• **EXERCISE OBJECTIVE**: Go through the listing and set it down exactly, leaving out its pictures.

• **RECORDS SHOWN**:

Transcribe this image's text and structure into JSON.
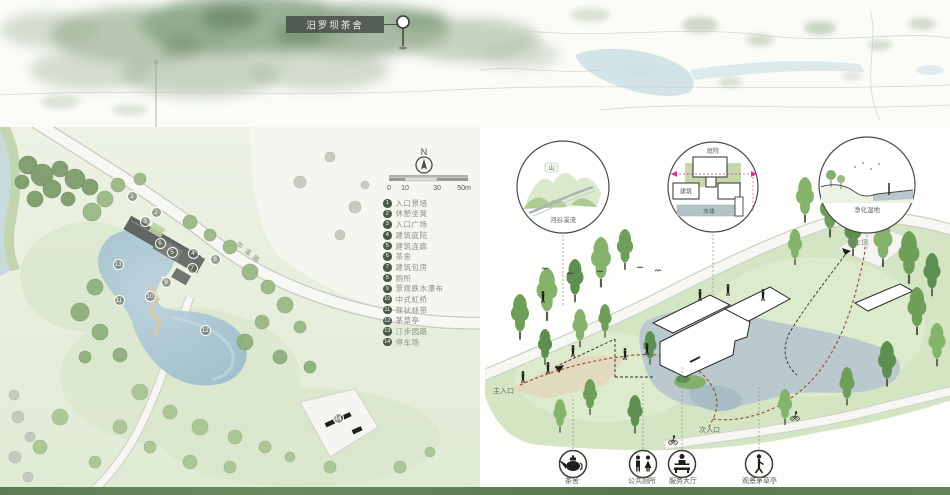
{
  "map": {
    "site_label": "汨罗坝茶舍"
  },
  "plan": {
    "north_label": "N",
    "scale_ticks": [
      "0",
      "10",
      "30",
      "50m"
    ],
    "road_label": "华溪路",
    "legend": [
      {
        "num": "1",
        "label": "入口景墙"
      },
      {
        "num": "2",
        "label": "休憩坐凳"
      },
      {
        "num": "3",
        "label": "入口广场"
      },
      {
        "num": "4",
        "label": "建筑庭院"
      },
      {
        "num": "5",
        "label": "建筑连廊"
      },
      {
        "num": "6",
        "label": "茶舍"
      },
      {
        "num": "7",
        "label": "建筑包房"
      },
      {
        "num": "8",
        "label": "厕所"
      },
      {
        "num": "9",
        "label": "景观跌水瀑布"
      },
      {
        "num": "10",
        "label": "中式虹桥"
      },
      {
        "num": "11",
        "label": "现状林带"
      },
      {
        "num": "12",
        "label": "茅草亭"
      },
      {
        "num": "13",
        "label": "汀步园路"
      },
      {
        "num": "14",
        "label": "停车场"
      }
    ]
  },
  "axon": {
    "bubbles": [
      {
        "caption": "河谷溪流",
        "tag": "山"
      },
      {
        "top_label": "庭院",
        "left_label": "建筑",
        "bottom_label": "水体"
      },
      {
        "caption": "净化湿地"
      }
    ],
    "labels": {
      "main_entrance": "主入口",
      "secondary_entrance": "次入口",
      "parking": "停车场"
    },
    "facilities": [
      {
        "label": "茶舍"
      },
      {
        "label": "公共厕所"
      },
      {
        "label": "服务大厅"
      },
      {
        "label": "观景茅草亭"
      }
    ]
  },
  "colors": {
    "label_bg": "#4e564e",
    "canopy_green": "#8aa687",
    "water_blue": "#b9c9ce",
    "accent_magenta": "#d6338f",
    "route_red": "#9c4f35"
  }
}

• **OUTPUT BELOW**:
Transcribe this image's text and structure into JSON.
{
  "map": {
    "site_label": "汨罗坝茶舍"
  },
  "plan": {
    "north_label": "N",
    "scale_ticks": [
      "0",
      "10",
      "30",
      "50m"
    ],
    "road_label": "华溪路",
    "legend": [
      {
        "num": "1",
        "label": "入口景墙"
      },
      {
        "num": "2",
        "label": "休憩坐凳"
      },
      {
        "num": "3",
        "label": "入口广场"
      },
      {
        "num": "4",
        "label": "建筑庭院"
      },
      {
        "num": "5",
        "label": "建筑连廊"
      },
      {
        "num": "6",
        "label": "茶舍"
      },
      {
        "num": "7",
        "label": "建筑包房"
      },
      {
        "num": "8",
        "label": "厕所"
      },
      {
        "num": "9",
        "label": "景观跌水瀑布"
      },
      {
        "num": "10",
        "label": "中式虹桥"
      },
      {
        "num": "11",
        "label": "现状林带"
      },
      {
        "num": "12",
        "label": "茅草亭"
      },
      {
        "num": "13",
        "label": "汀步园路"
      },
      {
        "num": "14",
        "label": "停车场"
      }
    ]
  },
  "axon": {
    "bubbles": [
      {
        "caption": "河谷溪流",
        "tag": "山"
      },
      {
        "top_label": "庭院",
        "left_label": "建筑",
        "bottom_label": "水体"
      },
      {
        "caption": "净化湿地"
      }
    ],
    "labels": {
      "main_entrance": "主入口",
      "secondary_entrance": "次入口",
      "parking": "停车场"
    },
    "facilities": [
      {
        "label": "茶舍"
      },
      {
        "label": "公共厕所"
      },
      {
        "label": "服务大厅"
      },
      {
        "label": "观景茅草亭"
      }
    ]
  },
  "colors": {
    "label_bg": "#4e564e",
    "canopy_green": "#8aa687",
    "water_blue": "#b9c9ce",
    "accent_magenta": "#d6338f",
    "route_red": "#9c4f35"
  }
}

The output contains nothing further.